▶ **SHORT EXERCISE**: Identify each line below that contains the word "document", and copy it out.

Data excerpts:
-=-=-=-=-
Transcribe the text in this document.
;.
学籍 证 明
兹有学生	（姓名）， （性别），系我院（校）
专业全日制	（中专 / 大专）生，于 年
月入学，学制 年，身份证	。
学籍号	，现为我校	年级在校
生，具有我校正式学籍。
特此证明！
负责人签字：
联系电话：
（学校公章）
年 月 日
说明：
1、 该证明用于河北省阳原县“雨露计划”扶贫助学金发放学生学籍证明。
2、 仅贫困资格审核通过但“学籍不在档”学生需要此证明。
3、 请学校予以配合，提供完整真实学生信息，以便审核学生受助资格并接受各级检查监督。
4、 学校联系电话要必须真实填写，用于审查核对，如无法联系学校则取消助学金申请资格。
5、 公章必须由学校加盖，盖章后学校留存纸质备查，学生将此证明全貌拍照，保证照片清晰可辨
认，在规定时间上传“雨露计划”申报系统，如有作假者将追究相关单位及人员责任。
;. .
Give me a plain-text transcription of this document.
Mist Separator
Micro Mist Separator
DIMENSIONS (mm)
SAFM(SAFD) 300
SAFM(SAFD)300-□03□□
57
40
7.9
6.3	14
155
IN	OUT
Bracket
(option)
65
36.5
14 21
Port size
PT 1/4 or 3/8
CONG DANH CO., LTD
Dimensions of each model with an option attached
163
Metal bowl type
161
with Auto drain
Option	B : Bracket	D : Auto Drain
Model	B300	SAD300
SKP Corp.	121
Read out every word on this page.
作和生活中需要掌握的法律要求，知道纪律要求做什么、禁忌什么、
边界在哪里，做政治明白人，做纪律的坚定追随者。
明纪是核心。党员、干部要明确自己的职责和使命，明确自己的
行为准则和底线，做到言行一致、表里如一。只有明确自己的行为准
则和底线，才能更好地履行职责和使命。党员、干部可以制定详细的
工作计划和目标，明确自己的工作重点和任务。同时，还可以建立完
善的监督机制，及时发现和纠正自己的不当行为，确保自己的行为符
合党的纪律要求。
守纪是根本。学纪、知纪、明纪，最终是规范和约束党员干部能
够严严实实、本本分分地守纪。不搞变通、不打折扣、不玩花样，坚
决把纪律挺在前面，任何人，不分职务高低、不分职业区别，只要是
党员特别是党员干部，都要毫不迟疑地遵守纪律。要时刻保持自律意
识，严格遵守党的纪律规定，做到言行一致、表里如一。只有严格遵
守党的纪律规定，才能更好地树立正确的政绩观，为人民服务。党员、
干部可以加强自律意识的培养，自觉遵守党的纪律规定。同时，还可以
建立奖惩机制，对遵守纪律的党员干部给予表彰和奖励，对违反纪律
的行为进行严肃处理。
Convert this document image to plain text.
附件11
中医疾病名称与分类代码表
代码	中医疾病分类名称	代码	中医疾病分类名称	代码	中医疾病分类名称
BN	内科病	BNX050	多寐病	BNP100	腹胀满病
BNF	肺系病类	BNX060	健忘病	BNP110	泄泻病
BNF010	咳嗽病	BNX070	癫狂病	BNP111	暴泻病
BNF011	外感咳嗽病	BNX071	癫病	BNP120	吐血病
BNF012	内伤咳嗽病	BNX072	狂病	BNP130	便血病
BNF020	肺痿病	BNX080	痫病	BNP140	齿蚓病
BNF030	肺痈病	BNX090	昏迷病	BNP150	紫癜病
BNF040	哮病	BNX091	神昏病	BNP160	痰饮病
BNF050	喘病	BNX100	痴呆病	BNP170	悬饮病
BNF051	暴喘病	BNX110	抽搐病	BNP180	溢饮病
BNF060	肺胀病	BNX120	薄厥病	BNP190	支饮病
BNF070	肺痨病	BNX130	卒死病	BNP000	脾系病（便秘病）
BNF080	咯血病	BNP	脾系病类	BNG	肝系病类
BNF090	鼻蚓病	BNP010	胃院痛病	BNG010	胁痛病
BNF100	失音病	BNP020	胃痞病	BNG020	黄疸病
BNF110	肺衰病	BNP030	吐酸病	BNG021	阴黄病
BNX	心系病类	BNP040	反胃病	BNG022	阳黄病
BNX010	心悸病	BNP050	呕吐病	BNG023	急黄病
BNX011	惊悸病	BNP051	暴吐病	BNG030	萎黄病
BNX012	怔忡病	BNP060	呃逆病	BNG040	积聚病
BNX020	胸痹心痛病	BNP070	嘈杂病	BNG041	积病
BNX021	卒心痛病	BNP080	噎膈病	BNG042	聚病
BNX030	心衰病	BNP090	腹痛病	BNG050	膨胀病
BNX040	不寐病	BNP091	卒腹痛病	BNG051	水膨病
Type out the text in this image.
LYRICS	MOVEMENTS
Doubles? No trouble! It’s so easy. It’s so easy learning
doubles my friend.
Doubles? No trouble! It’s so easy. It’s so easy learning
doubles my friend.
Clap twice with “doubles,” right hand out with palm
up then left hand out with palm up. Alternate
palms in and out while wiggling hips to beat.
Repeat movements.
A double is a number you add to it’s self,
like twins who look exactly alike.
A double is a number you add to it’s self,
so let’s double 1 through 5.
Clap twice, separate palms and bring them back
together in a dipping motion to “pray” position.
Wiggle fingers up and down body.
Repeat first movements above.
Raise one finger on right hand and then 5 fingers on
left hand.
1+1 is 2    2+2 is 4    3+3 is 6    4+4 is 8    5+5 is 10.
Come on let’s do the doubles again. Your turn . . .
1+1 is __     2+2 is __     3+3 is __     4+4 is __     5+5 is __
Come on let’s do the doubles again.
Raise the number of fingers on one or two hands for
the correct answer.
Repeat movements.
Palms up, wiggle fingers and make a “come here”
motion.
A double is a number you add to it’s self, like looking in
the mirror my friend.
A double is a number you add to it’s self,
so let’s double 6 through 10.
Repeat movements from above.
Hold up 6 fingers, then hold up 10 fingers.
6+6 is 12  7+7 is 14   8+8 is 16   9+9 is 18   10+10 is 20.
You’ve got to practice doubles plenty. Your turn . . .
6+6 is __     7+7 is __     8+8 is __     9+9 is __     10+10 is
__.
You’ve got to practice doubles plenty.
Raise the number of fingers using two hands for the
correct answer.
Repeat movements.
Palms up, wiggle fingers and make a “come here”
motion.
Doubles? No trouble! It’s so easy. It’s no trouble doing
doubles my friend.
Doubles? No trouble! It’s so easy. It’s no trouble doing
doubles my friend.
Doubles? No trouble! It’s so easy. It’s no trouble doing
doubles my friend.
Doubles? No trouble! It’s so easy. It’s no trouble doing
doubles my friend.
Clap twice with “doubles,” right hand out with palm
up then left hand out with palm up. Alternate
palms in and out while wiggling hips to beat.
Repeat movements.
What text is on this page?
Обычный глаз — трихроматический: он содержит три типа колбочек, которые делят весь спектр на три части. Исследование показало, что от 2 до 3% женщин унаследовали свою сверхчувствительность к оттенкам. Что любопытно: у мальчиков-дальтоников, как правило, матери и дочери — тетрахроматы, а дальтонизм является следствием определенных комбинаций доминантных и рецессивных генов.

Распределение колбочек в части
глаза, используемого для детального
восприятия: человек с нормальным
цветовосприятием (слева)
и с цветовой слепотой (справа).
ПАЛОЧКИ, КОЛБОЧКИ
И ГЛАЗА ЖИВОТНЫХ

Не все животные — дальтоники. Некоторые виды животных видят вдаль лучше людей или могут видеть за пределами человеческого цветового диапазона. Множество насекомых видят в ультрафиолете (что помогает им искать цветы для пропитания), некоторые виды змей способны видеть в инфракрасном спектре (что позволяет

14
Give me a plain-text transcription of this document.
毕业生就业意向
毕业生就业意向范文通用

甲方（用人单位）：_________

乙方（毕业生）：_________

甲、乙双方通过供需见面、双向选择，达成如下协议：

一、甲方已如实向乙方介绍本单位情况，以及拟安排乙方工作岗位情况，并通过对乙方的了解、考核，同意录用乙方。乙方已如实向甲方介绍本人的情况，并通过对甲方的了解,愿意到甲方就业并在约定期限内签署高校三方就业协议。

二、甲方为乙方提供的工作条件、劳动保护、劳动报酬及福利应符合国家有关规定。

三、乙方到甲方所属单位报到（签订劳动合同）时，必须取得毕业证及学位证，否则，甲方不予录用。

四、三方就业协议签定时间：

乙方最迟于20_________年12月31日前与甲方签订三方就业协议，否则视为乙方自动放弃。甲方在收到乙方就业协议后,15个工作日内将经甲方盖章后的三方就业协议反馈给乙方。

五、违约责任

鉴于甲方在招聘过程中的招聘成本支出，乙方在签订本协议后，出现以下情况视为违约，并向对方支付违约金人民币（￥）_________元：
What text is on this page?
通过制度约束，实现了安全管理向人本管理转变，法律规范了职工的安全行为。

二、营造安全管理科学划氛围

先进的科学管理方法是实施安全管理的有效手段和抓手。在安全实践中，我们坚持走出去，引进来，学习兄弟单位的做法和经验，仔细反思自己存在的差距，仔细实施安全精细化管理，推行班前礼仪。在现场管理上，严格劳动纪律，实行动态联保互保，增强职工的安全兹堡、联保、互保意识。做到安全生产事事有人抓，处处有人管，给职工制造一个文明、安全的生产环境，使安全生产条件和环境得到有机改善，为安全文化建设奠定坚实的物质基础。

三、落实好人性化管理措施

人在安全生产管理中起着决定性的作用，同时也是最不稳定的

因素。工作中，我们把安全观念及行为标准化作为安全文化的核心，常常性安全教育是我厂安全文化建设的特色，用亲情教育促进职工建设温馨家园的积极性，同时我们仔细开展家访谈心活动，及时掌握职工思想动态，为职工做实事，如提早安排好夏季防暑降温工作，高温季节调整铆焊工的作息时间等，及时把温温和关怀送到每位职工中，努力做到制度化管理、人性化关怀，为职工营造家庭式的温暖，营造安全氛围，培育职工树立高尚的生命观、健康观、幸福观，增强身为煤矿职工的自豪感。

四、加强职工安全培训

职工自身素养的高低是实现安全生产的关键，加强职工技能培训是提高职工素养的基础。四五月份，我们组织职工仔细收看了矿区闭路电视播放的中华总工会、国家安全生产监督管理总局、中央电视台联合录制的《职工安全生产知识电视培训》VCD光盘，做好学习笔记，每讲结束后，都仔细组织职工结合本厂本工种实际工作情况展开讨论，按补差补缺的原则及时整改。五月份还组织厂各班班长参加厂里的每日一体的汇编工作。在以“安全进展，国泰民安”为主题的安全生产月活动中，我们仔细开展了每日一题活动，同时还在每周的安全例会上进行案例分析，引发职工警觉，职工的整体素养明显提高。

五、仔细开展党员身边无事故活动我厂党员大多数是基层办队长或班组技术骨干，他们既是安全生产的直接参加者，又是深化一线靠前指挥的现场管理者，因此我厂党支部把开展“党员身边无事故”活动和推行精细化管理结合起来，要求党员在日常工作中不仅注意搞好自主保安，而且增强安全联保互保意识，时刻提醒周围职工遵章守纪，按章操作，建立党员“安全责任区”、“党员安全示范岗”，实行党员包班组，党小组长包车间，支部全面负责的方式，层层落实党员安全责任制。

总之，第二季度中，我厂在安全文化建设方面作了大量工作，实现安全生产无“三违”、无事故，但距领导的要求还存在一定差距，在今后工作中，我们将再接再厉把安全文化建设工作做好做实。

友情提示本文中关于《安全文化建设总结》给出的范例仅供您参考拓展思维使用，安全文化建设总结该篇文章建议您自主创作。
-=-=-=-=-
▶ **SOLUTION TO THIS EXERCISE**:
Transcribe the text in this document.
Give me a plain-text transcription of this document.
Convert this document image to plain text.
Give me a plain-text transcription of this document.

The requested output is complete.